**OBJECTIVE**
The listing below should be printed exactly, every line of it. Skip the pictures.

────

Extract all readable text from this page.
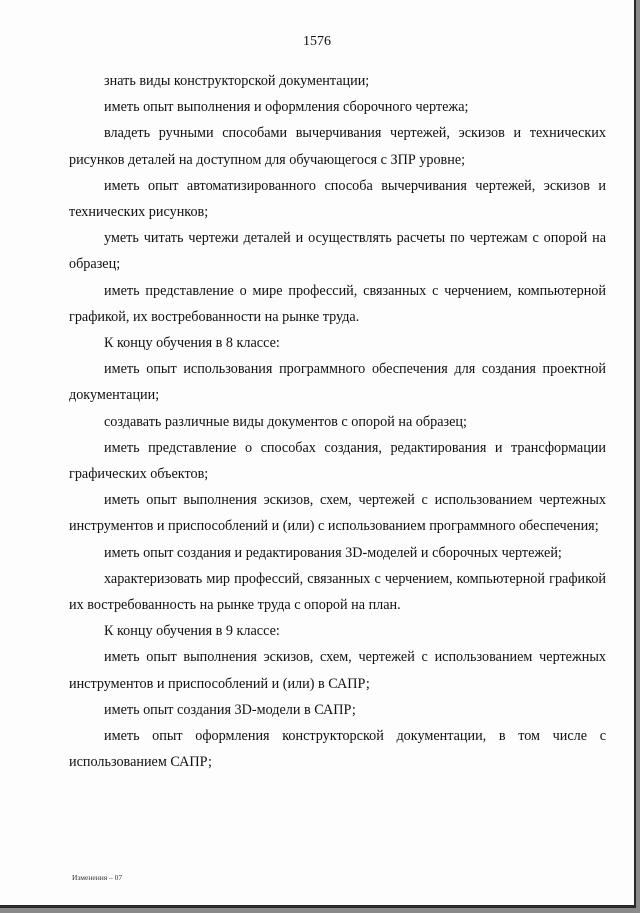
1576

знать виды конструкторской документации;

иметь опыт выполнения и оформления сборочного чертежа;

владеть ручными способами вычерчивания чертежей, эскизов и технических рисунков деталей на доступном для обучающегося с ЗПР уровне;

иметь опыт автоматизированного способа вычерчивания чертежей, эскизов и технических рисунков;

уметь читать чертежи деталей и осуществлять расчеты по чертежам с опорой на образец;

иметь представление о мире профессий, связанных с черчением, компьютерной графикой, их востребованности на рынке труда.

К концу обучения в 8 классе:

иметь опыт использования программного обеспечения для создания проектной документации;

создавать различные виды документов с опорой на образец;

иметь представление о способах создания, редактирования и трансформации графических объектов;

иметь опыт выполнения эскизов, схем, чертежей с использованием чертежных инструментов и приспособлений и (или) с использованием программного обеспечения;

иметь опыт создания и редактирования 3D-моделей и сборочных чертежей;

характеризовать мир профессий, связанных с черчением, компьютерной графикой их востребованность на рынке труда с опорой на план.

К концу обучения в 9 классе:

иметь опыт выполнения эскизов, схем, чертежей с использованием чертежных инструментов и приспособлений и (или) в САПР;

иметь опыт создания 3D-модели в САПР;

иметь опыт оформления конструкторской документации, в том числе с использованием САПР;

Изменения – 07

────

**THE ANSWER**
Extract all readable text from this page.
1576

знать виды конструкторской документации;

иметь опыт выполнения и оформления сборочного чертежа;

владеть ручными способами вычерчивания чертежей, эскизов и технических рисунков деталей на доступном для обучающегося с ЗПР уровне;

иметь опыт автоматизированного способа вычерчивания чертежей, эскизов и технических рисунков;

уметь читать чертежи деталей и осуществлять расчеты по чертежам с опорой на образец;

иметь представление о мире профессий, связанных с черчением, компьютерной графикой, их востребованности на рынке труда.

К концу обучения в 8 классе:

иметь опыт использования программного обеспечения для создания проектной документации;

создавать различные виды документов с опорой на образец;

иметь представление о способах создания, редактирования и трансформации графических объектов;

иметь опыт выполнения эскизов, схем, чертежей с использованием чертежных инструментов и приспособлений и (или) с использованием программного обеспечения;

иметь опыт создания и редактирования 3D-моделей и сборочных чертежей;

характеризовать мир профессий, связанных с черчением, компьютерной графикой их востребованность на рынке труда с опорой на план.

К концу обучения в 9 классе:

иметь опыт выполнения эскизов, схем, чертежей с использованием чертежных инструментов и приспособлений и (или) в САПР;

иметь опыт создания 3D-модели в САПР;

иметь опыт оформления конструкторской документации, в том числе с использованием САПР;

Изменения – 07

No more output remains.